◆ Texto para analizar ◆
• • • •

En este reino de la confusión no hemos tardado mucho en dotar al concepto universal de “tiempo” de connotaciones de clase y, por consiguiente, de ideología. Esto, sinceramente, no es nada bueno, ya que enfrentamos los discursos en función de las realidades de cada individuo. No nos podemos imaginar a un trabajador de Pakistán, por ejemplo, que trabaja doce horas al día, proyectando su futuro hacia una “desconexión mental” que propicie el placer, eso sí, lento, para alcanzar las metas que le prometen desde su nuevo espacio de confort. Sin embargo, parece evidente que hay un cierto
sesgo social, incluso de género, cuando las economías familiares recaen sobre los hombros de muchas de las
mujeres que abandonan sus proyectos profesionales para “invertir” su NO-tiempo en la crianza de los hijos/as o en los cuidados de sus mayores. Entonces, ¿dónde queda el slow life?
Autores como Polanyi, el premio nobel de economía J.E. Stiglitz, Zizek, o el coreano Han, se han cuestionado esta nueva interpretación básica del bienestar, como individuos y como ciudadanos que transitan por la realidad a la espera de alguna recompensa del sistema que los mantienen en un constante estado de alerta, a sabiendas de que nunca serán capaces de llegar a esos cinco minutos de placer, de no estar, de no hacer nada, de perderse. La apuesta de Han es bastante reveladora de las contradicciones que seguimos sin resolver: “El tiempo real se ha totalizado convirtiéndose en el tiempo absoluto. Realmente deberíamos inventar una nueva forma de tiempo. Si resulta que nuestro tiempo vital
coincide con el tiempo laboral, entonces la propia vida se vuelve radicalmente fugaz. Deberíamos liberar la vida de
la presión del trabajo y de la necesidad de rendimiento. De lo contrario la vida no merece la pena vivirla “.

• • • •

Entradas de datos almacenadas:
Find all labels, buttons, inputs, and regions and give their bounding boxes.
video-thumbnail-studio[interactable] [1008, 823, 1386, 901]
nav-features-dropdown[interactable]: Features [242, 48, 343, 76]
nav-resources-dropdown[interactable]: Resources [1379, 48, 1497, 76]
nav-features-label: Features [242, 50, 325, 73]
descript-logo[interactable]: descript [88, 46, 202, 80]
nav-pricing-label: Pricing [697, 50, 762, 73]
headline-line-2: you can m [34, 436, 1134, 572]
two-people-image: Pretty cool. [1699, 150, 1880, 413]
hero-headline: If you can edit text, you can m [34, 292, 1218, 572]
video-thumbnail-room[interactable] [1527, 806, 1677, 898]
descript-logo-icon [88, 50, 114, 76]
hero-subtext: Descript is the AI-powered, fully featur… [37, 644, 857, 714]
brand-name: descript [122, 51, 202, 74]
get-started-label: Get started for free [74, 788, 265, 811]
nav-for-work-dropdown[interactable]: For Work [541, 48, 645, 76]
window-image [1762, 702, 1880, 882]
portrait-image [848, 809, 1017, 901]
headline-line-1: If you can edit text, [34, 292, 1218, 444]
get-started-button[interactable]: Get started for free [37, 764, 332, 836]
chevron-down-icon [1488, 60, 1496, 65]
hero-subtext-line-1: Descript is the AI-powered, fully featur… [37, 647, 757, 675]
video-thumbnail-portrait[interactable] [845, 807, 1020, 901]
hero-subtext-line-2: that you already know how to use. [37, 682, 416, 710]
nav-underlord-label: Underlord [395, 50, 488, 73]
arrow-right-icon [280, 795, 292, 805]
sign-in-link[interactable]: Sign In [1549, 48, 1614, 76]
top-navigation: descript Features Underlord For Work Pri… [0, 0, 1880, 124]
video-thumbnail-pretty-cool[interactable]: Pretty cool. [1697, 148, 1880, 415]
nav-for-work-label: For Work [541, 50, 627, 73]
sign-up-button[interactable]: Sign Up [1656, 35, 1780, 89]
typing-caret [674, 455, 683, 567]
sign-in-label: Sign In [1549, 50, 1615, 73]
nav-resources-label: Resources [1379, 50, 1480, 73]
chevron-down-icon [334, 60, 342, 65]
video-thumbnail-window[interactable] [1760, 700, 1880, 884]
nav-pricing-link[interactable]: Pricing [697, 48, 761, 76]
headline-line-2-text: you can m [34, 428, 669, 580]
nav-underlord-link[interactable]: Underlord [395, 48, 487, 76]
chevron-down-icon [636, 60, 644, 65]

• • • •

◆ Actividad ◆
Según el texto sobre el concepto de tiempo, ¿qué afirma Han que realmente deberíamos inventar?

◆ Solución ◆
Una nueva forma de tiempo.